List every line below containing "their".

--- Start DATASET CONTENT ---

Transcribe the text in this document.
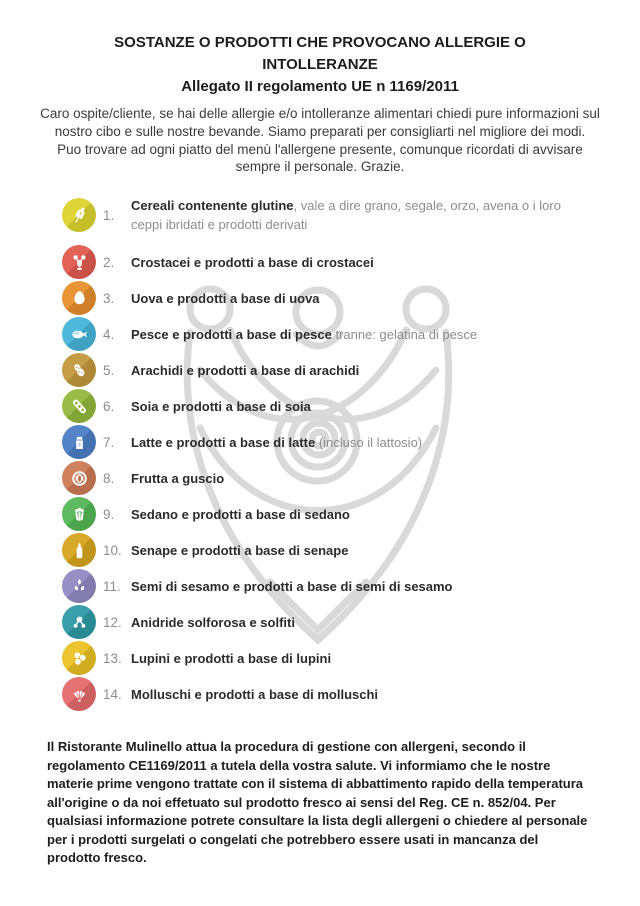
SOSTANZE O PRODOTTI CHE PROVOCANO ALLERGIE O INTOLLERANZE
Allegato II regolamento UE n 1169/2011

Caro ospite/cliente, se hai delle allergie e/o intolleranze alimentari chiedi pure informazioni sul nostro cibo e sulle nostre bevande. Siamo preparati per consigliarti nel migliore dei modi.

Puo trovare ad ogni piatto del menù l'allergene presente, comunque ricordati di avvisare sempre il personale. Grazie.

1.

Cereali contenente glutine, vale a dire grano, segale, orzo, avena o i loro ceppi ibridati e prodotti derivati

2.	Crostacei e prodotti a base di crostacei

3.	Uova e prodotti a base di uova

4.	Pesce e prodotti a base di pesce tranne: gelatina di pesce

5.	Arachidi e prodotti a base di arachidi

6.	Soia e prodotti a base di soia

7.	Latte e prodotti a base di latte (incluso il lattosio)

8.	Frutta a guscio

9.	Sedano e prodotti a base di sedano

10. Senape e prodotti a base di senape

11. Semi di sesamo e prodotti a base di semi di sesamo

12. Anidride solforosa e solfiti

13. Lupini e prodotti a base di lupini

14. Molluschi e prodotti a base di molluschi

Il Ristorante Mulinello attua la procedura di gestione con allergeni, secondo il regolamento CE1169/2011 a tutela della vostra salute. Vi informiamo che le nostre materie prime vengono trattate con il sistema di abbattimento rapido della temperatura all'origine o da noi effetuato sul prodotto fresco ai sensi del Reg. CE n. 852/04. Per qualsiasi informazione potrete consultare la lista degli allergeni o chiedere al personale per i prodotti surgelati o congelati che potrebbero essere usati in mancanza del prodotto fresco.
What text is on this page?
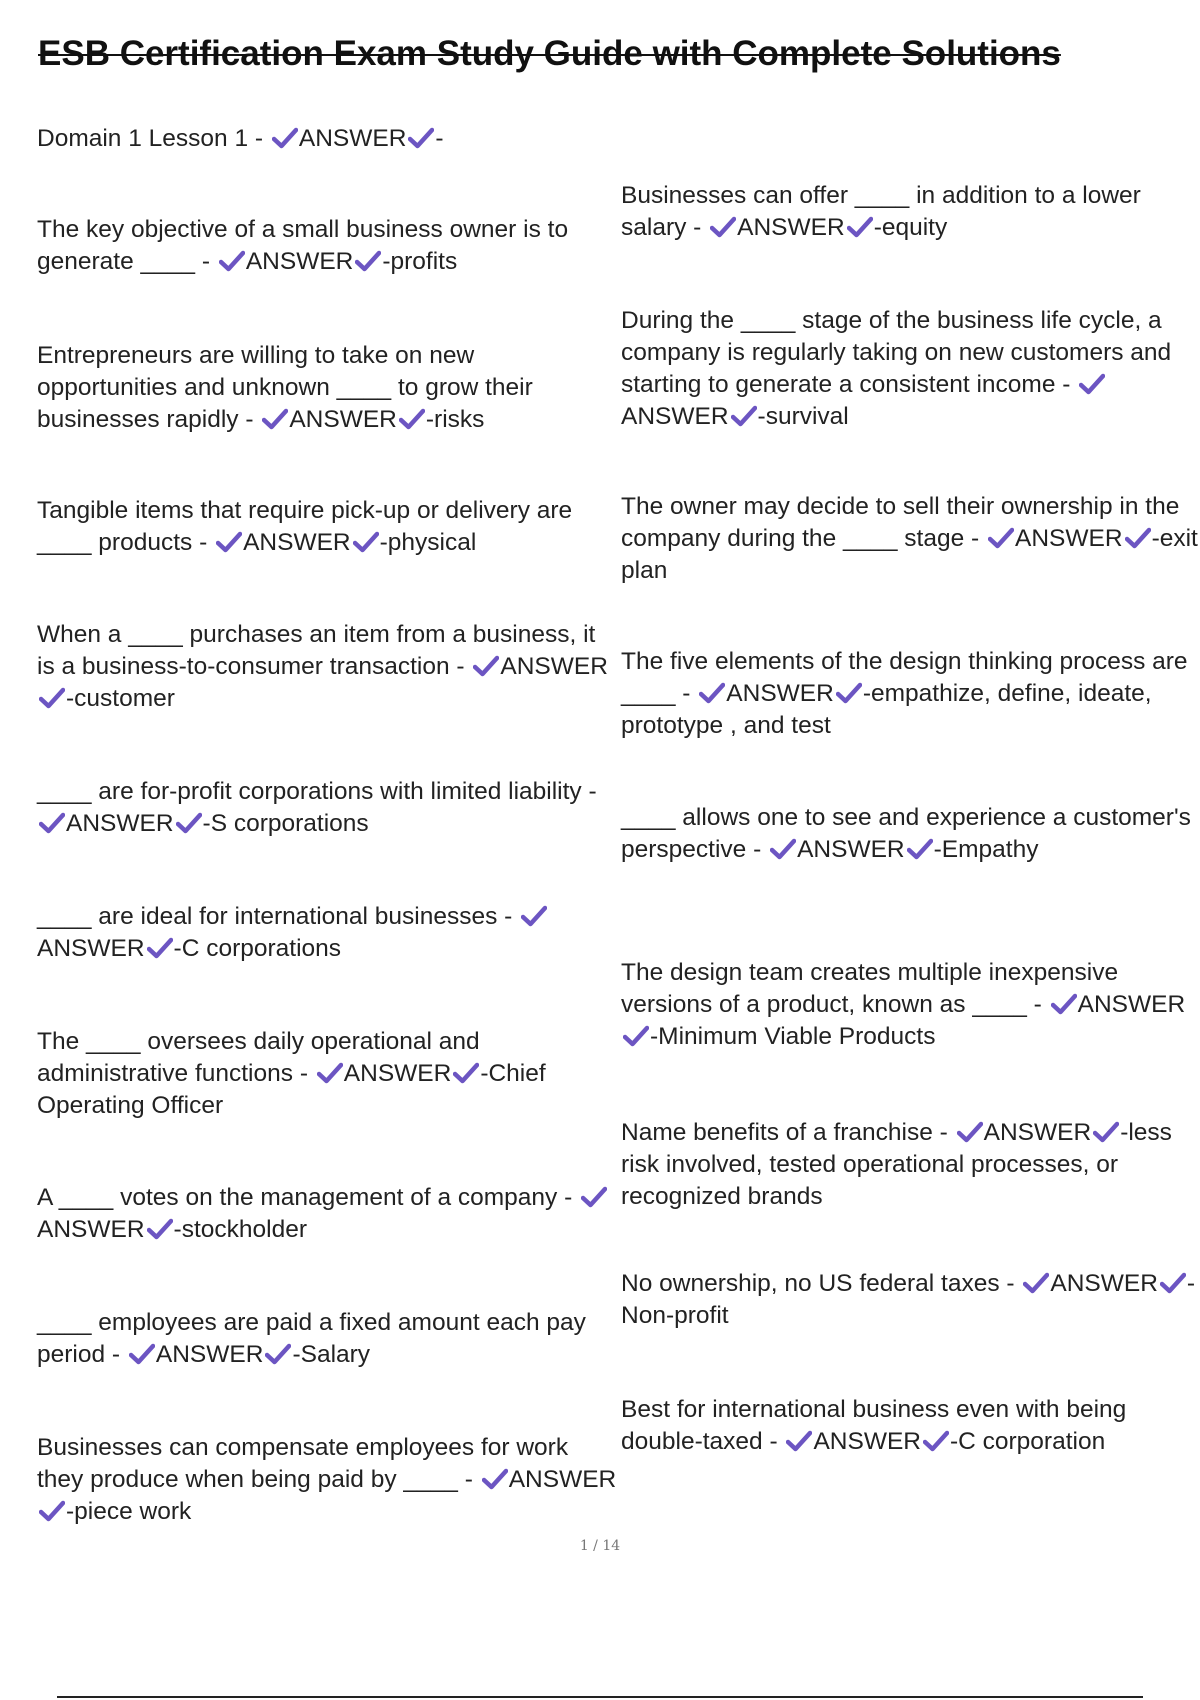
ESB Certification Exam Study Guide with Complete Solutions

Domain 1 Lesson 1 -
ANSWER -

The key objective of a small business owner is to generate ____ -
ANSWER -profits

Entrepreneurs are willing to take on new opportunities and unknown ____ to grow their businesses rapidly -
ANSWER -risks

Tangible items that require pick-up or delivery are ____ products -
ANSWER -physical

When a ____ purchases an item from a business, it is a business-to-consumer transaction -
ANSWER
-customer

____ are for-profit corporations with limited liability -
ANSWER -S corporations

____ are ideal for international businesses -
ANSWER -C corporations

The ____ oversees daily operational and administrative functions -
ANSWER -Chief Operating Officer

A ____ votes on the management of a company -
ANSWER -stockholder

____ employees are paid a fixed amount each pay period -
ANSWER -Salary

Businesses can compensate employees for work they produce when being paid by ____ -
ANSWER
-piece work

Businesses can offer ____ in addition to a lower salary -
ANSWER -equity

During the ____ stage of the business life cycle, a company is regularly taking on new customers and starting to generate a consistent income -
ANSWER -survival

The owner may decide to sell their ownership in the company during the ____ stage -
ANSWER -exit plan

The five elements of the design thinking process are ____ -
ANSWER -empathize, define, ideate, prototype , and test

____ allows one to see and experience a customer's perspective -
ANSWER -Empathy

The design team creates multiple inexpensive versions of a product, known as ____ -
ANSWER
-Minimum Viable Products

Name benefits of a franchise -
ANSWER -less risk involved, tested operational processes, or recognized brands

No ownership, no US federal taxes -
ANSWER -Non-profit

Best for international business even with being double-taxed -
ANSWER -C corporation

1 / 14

--- End DATASET CONTENT ---
--- Start DATASET CONTENT ---

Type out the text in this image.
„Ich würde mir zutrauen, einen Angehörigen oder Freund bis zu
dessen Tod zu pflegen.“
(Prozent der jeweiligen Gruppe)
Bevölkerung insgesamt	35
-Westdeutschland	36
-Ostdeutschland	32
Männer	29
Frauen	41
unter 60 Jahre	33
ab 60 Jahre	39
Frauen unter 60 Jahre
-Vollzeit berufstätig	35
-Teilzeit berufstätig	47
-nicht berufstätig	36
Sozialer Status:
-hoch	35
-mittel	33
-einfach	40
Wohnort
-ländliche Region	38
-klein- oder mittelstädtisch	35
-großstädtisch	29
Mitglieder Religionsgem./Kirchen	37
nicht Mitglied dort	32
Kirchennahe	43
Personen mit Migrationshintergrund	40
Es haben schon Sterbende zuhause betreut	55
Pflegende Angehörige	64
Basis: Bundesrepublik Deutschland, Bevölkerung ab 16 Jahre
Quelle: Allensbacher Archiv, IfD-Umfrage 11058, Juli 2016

--- End DATASET CONTENT ---

**SOLUTION BELOW:**
Entrepreneurs are willing to take on new opportunities and unknown ____ to grow their businesses rapidly -
The owner may decide to sell their ownership in the company during the ____ stage -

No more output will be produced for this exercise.